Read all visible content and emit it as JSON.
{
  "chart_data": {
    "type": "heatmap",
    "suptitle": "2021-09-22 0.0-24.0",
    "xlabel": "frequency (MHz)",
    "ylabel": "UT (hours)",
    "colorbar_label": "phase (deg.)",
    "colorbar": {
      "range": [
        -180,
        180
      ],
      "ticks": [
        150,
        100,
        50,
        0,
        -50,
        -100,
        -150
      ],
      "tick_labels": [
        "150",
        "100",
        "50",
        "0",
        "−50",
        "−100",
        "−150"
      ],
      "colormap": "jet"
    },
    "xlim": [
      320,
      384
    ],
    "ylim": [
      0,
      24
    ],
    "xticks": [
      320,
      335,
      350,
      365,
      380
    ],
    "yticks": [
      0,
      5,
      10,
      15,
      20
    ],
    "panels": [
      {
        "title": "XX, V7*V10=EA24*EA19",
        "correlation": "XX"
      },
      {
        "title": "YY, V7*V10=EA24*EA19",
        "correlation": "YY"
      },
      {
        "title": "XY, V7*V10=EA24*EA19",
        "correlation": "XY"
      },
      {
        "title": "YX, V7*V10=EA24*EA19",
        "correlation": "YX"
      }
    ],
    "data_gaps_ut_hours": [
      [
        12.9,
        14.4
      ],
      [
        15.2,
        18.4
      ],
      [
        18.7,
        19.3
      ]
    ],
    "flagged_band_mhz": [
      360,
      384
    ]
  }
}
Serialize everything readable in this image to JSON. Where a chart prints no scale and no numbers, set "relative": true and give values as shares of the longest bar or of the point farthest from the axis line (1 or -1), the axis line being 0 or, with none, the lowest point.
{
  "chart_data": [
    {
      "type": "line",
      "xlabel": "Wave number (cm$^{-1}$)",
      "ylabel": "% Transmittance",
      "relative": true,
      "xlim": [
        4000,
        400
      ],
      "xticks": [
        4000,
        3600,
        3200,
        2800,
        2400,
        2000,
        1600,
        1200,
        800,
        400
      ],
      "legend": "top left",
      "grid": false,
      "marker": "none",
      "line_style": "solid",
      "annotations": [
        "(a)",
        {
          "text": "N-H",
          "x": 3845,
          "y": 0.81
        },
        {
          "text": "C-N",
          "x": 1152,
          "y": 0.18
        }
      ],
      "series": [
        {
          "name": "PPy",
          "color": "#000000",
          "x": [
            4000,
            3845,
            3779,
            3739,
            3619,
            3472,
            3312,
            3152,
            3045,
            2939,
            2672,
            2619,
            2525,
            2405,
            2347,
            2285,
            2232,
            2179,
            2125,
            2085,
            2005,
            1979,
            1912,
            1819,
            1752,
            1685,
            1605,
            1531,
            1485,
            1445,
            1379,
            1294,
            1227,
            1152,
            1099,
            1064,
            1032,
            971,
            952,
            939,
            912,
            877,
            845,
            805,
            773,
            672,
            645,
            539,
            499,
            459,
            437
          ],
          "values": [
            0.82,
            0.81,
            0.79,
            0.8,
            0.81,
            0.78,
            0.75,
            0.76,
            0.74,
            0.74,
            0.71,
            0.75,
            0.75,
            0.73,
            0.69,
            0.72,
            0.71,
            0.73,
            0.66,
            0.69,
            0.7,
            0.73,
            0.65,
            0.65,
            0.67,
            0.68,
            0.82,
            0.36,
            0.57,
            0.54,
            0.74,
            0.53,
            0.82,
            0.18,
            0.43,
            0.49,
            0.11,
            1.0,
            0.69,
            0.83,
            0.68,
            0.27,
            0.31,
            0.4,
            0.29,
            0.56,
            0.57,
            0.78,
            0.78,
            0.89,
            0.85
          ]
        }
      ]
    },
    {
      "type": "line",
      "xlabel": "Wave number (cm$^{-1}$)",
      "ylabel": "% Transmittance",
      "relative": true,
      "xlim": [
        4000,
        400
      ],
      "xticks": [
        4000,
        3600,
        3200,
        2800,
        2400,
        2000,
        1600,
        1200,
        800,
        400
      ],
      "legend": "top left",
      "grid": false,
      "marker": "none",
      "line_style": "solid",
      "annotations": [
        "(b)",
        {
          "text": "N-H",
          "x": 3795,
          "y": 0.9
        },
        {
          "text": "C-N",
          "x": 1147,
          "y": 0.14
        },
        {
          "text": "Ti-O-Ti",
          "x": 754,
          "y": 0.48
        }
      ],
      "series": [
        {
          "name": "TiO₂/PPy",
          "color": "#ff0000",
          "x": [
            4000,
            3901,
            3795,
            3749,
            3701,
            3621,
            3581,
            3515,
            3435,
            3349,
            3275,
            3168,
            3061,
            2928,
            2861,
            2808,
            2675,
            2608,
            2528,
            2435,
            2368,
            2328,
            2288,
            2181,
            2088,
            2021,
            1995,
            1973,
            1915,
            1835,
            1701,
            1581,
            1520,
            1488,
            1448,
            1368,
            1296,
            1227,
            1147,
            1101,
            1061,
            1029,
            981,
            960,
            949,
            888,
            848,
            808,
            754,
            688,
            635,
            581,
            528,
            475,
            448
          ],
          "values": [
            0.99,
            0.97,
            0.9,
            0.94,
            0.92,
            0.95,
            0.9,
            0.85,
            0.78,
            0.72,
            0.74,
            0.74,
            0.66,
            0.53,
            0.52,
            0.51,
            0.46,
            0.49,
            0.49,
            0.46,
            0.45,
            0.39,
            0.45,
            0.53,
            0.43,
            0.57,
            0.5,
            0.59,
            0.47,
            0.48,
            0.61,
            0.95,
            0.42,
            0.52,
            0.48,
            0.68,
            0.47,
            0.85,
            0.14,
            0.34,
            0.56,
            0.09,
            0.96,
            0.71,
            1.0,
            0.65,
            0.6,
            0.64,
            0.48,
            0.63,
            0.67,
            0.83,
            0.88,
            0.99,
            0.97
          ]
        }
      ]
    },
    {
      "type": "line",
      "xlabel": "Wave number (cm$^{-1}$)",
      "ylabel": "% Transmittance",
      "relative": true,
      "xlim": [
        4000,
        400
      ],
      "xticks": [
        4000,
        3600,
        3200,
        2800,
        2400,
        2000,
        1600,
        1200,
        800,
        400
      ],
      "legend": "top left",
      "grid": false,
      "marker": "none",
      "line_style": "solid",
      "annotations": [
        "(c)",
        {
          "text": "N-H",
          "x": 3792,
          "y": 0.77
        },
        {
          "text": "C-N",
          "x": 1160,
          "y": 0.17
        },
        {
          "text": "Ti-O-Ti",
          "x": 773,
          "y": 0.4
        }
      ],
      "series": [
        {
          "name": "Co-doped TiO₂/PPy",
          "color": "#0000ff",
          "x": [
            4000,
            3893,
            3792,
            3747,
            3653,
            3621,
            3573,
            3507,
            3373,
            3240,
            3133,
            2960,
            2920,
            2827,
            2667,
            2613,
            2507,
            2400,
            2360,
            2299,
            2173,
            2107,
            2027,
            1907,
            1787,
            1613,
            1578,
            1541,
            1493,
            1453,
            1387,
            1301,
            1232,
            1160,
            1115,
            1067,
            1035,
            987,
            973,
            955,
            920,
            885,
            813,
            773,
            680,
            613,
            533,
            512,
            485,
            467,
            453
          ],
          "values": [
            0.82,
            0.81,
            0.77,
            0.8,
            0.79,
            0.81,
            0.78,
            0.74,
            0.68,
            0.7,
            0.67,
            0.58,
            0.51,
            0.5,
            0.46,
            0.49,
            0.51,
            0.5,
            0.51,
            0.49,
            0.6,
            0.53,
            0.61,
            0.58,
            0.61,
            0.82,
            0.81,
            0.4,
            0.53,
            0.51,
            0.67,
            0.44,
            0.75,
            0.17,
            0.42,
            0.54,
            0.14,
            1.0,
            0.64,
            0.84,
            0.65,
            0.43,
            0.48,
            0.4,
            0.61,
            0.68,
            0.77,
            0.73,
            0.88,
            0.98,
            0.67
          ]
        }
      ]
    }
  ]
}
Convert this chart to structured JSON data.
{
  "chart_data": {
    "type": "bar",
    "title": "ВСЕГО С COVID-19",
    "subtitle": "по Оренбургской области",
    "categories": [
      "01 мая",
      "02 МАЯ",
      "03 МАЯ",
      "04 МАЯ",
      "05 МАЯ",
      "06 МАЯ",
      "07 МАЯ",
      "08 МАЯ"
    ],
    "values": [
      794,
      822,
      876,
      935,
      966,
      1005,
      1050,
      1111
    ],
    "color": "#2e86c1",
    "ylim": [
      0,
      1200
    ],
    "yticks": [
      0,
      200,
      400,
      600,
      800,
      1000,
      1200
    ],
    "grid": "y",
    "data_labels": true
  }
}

Set problem.
Starting from the line with "Convert this chart to structured JSON data." and ending with the final line of the data, quote every line exactly, both ends included.

Result of this exercise.
Convert this chart to structured JSON data.
{
  "chart_data": {
    "type": "bar",
    "title": "ВСЕГО С COVID-19",
    "subtitle": "по Оренбургской области",
    "categories": [
      "01 мая",
      "02 МАЯ",
      "03 МАЯ",
      "04 МАЯ",
      "05 МАЯ",
      "06 МАЯ",
      "07 МАЯ",
      "08 МАЯ"
    ],
    "values": [
      794,
      822,
      876,
      935,
      966,
      1005,
      1050,
      1111
    ],
    "color": "#2e86c1",
    "ylim": [
      0,
      1200
    ],
    "yticks": [
      0,
      200,
      400,
      600,
      800,
      1000,
      1200
    ],
    "grid": "y",
    "data_labels": true
  }
}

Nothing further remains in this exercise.